(WHAT THE TASK REQUIRES)
Extract every line where the string "color" appears.

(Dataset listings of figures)
..............................

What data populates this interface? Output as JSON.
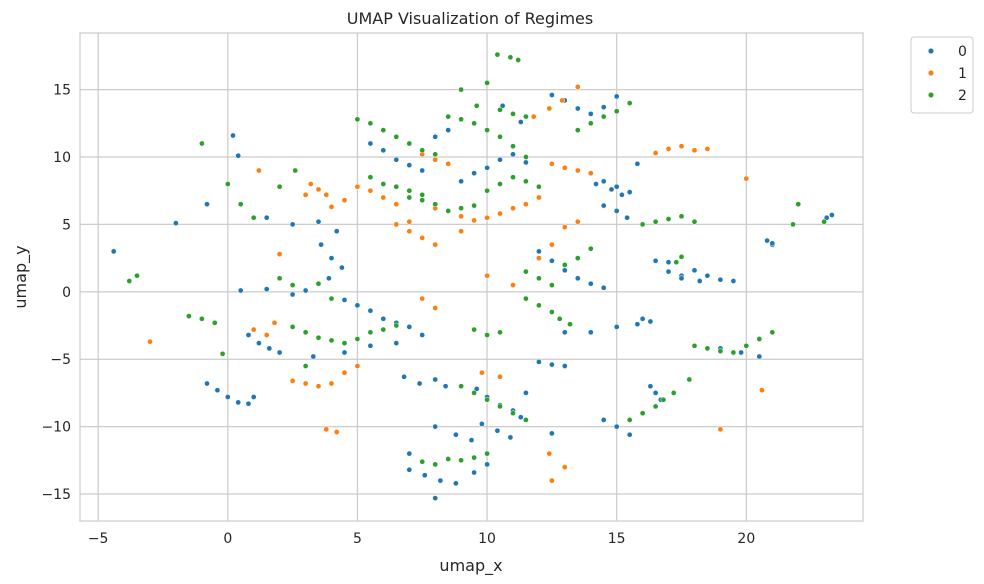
{
  "chart_data": {
    "type": "scatter",
    "title": "UMAP Visualization of Regimes",
    "xlabel": "umap_x",
    "ylabel": "umap_y",
    "xlim": [
      -5.7,
      24.5
    ],
    "ylim": [
      -17.0,
      19.2
    ],
    "xticks": [
      -5,
      0,
      5,
      10,
      15,
      20
    ],
    "yticks": [
      -15,
      -10,
      -5,
      0,
      5,
      10,
      15
    ],
    "xtick_labels": [
      "−5",
      "0",
      "5",
      "10",
      "15",
      "20"
    ],
    "ytick_labels": [
      "−15",
      "−10",
      "−5",
      "0",
      "5",
      "10",
      "15"
    ],
    "grid": true,
    "legend_position": "outside-top-right",
    "series": [
      {
        "name": "0",
        "color": "#1f77b4",
        "x": [
          3.6,
          4.0,
          4.4,
          3.9,
          4.2,
          5.5,
          6.0,
          6.5,
          7.0,
          7.5,
          8.0,
          8.5,
          9.0,
          9.5,
          10.0,
          10.5,
          11.0,
          11.5,
          12.0,
          12.5,
          13.0,
          13.5,
          14.0,
          14.5,
          10.6,
          11.0,
          11.3,
          12.5,
          13.0,
          13.5,
          14.0,
          14.5,
          15.0,
          14.2,
          14.8,
          15.2,
          14.5,
          15.0,
          15.4,
          15.8,
          17.0,
          17.5,
          18.0,
          18.5,
          19.0,
          19.5,
          16.5,
          17.0,
          17.5,
          18.2,
          0.5,
          1.5,
          2.5,
          3.0,
          4.5,
          5.0,
          5.5,
          6.0,
          6.5,
          7.0,
          6.8,
          7.4,
          8.0,
          8.4,
          9.6,
          10.0,
          10.5,
          11.0,
          11.3,
          9.8,
          10.4,
          10.9,
          8.0,
          8.8,
          9.4,
          7.0,
          7.6,
          8.2,
          8.8,
          9.5,
          10.0,
          13.0,
          14.0,
          15.0,
          15.8,
          16.0,
          16.3,
          14.5,
          15.0,
          15.5,
          16.3,
          16.5,
          16.7,
          12.0,
          12.5,
          13.0,
          19.0,
          19.8,
          20.5,
          -0.8,
          -0.4,
          0.0,
          0.4,
          0.8,
          1.0,
          0.8,
          1.2,
          1.6,
          2.0,
          3.3,
          4.5,
          5.5,
          6.5,
          7.5,
          14.5,
          15.0,
          15.5,
          20.8,
          21.0,
          1.5,
          2.5,
          3.5,
          -4.4,
          -2.0,
          -0.8,
          0.2,
          0.4,
          21.0,
          23.1,
          23.3,
          8.0,
          7.0,
          11.5,
          12.5
        ],
        "y": [
          3.5,
          2.5,
          1.8,
          1.0,
          4.5,
          11.0,
          10.5,
          9.8,
          9.4,
          9.0,
          11.5,
          12.0,
          8.2,
          8.8,
          9.2,
          9.8,
          10.2,
          9.6,
          3.0,
          2.3,
          1.6,
          1.0,
          0.6,
          0.3,
          13.8,
          13.2,
          12.6,
          14.6,
          14.2,
          13.6,
          13.2,
          13.7,
          14.5,
          8.0,
          7.6,
          7.2,
          6.4,
          6.0,
          5.5,
          9.5,
          1.5,
          1.2,
          1.6,
          1.2,
          0.9,
          0.8,
          2.3,
          2.2,
          1.0,
          0.8,
          0.1,
          0.2,
          -0.2,
          0.1,
          -0.6,
          -1.0,
          -1.4,
          -2.0,
          -2.3,
          -2.6,
          -6.3,
          -6.8,
          -6.5,
          -7.0,
          -7.2,
          -7.8,
          -8.4,
          -8.8,
          -9.3,
          -9.8,
          -10.3,
          -10.8,
          -10.0,
          -10.6,
          -11.0,
          -13.2,
          -13.6,
          -14.0,
          -14.2,
          -13.4,
          -12.8,
          -3.0,
          -3.0,
          -2.6,
          -2.4,
          -2.0,
          -2.2,
          -9.5,
          -10.0,
          -10.6,
          -7.0,
          -7.5,
          -8.0,
          -5.2,
          -5.4,
          -5.5,
          -4.2,
          -4.5,
          -4.8,
          -6.8,
          -7.3,
          -7.8,
          -8.2,
          -8.3,
          -7.8,
          -3.2,
          -3.8,
          -4.2,
          -4.5,
          -4.8,
          -4.5,
          -4.0,
          -3.8,
          -3.2,
          8.2,
          7.8,
          7.4,
          3.8,
          3.5,
          5.5,
          5.0,
          5.2,
          3.0,
          5.1,
          6.5,
          11.6,
          10.1,
          3.6,
          5.5,
          5.7,
          -15.3,
          -12.0,
          -7.5,
          -10.5
        ]
      },
      {
        "name": "1",
        "color": "#ff7f0e",
        "x": [
          6.5,
          7.0,
          7.5,
          8.0,
          8.5,
          5.0,
          5.5,
          6.0,
          6.5,
          3.2,
          3.8,
          4.5,
          8.0,
          8.5,
          9.0,
          9.5,
          10.0,
          10.5,
          11.0,
          11.5,
          12.0,
          11.8,
          12.4,
          12.9,
          13.5,
          12.5,
          13.0,
          13.5,
          14.0,
          16.5,
          17.0,
          17.5,
          18.0,
          18.5,
          7.0,
          7.5,
          8.0,
          9.0,
          10.0,
          11.0,
          12.0,
          12.5,
          13.0,
          13.5,
          3.0,
          3.5,
          4.0,
          2.0,
          1.0,
          1.5,
          1.8,
          -3.0,
          2.5,
          3.0,
          3.5,
          4.0,
          4.5,
          5.0,
          9.8,
          10.5,
          7.5,
          8.0,
          12.4,
          13.0,
          12.5,
          19.0,
          20.0,
          20.6,
          1.2,
          3.8,
          4.2,
          6.5,
          7.0
        ],
        "y": [
          11.5,
          11.0,
          10.2,
          9.8,
          9.5,
          7.8,
          7.5,
          7.0,
          6.5,
          8.0,
          7.2,
          6.8,
          6.2,
          6.0,
          5.6,
          5.3,
          5.5,
          5.8,
          6.2,
          6.5,
          7.0,
          13.0,
          13.6,
          14.2,
          15.2,
          9.5,
          9.2,
          9.0,
          8.8,
          10.3,
          10.6,
          10.8,
          10.5,
          10.6,
          4.5,
          4.0,
          3.5,
          4.5,
          1.2,
          0.5,
          2.5,
          3.5,
          4.8,
          5.2,
          7.2,
          7.6,
          6.3,
          2.8,
          -2.8,
          -3.2,
          -2.3,
          -3.7,
          -6.6,
          -6.8,
          -7.0,
          -6.8,
          -6.0,
          -5.5,
          -6.0,
          -6.3,
          -0.5,
          -1.2,
          -12.0,
          -13.0,
          -14.0,
          -10.2,
          8.4,
          -7.3,
          9.0,
          -10.2,
          -10.4,
          5.0,
          5.2
        ]
      },
      {
        "name": "2",
        "color": "#2ca02c",
        "x": [
          5.0,
          5.5,
          6.0,
          6.5,
          7.0,
          7.5,
          8.0,
          5.5,
          6.0,
          6.5,
          7.0,
          7.5,
          7.0,
          7.5,
          8.0,
          8.5,
          9.0,
          9.5,
          10.0,
          10.5,
          11.0,
          11.5,
          12.0,
          13.5,
          14.0,
          14.5,
          15.0,
          15.5,
          8.5,
          9.0,
          9.5,
          10.5,
          11.0,
          11.5,
          10.0,
          10.5,
          11.0,
          11.5,
          11.5,
          12.0,
          12.5,
          13.0,
          13.5,
          14.0,
          16.0,
          16.5,
          17.0,
          17.5,
          18.0,
          17.3,
          17.5,
          2.5,
          3.0,
          3.5,
          4.0,
          4.5,
          5.0,
          5.5,
          6.0,
          6.5,
          9.5,
          10.0,
          10.5,
          11.5,
          12.0,
          12.5,
          12.8,
          13.2,
          9.0,
          9.5,
          10.0,
          10.5,
          11.0,
          11.5,
          7.5,
          8.0,
          8.5,
          9.0,
          9.5,
          10.0,
          18.0,
          18.5,
          19.0,
          19.5,
          15.5,
          16.0,
          16.5,
          16.8,
          17.2,
          17.8,
          20.0,
          20.5,
          21.0,
          -1.5,
          -1.0,
          -0.5,
          2.0,
          2.5,
          3.5,
          -3.8,
          -3.5,
          -1.0,
          0.5,
          1.0,
          2.0,
          2.6,
          9.0,
          10.0,
          21.8,
          22.0,
          23.0,
          0.0,
          -0.2,
          10.4,
          10.9,
          11.2,
          9.6,
          10.5,
          4.0,
          3.0
        ],
        "y": [
          12.8,
          12.5,
          12.0,
          11.5,
          11.0,
          10.5,
          10.2,
          8.5,
          8.0,
          7.8,
          7.5,
          7.2,
          7.0,
          6.8,
          6.5,
          6.0,
          6.2,
          6.4,
          7.5,
          8.0,
          8.5,
          8.2,
          7.8,
          12.0,
          12.5,
          13.0,
          13.4,
          14.0,
          13.0,
          12.8,
          12.5,
          13.5,
          13.2,
          13.0,
          12.0,
          11.5,
          10.8,
          10.0,
          1.5,
          1.0,
          0.5,
          2.0,
          2.5,
          3.2,
          5.0,
          5.2,
          5.4,
          5.6,
          5.2,
          2.2,
          2.6,
          -2.6,
          -3.0,
          -3.4,
          -3.6,
          -3.8,
          -3.5,
          -3.0,
          -2.8,
          -2.5,
          -2.8,
          -3.2,
          -3.0,
          -0.5,
          -1.0,
          -1.5,
          -2.0,
          -2.4,
          -7.0,
          -7.5,
          -8.0,
          -8.5,
          -9.0,
          -9.5,
          -12.6,
          -12.8,
          -12.4,
          -12.5,
          -12.3,
          -12.0,
          -4.0,
          -4.2,
          -4.4,
          -4.5,
          -9.5,
          -9.0,
          -8.5,
          -8.0,
          -7.5,
          -6.5,
          -4.0,
          -3.5,
          -3.0,
          -1.8,
          -2.0,
          -2.3,
          1.0,
          0.5,
          0.6,
          0.8,
          1.2,
          11.0,
          6.5,
          5.5,
          7.8,
          9.0,
          15.0,
          15.5,
          5.0,
          6.5,
          5.2,
          8.0,
          -4.6,
          17.6,
          17.4,
          17.2,
          13.8,
          13.5,
          -0.5,
          -5.5
        ]
      }
    ]
  }
}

..............................

(SOLUTION BELOW)
        "color": "#1f77b4",
        "color": "#ff7f0e",
        "color": "#2ca02c",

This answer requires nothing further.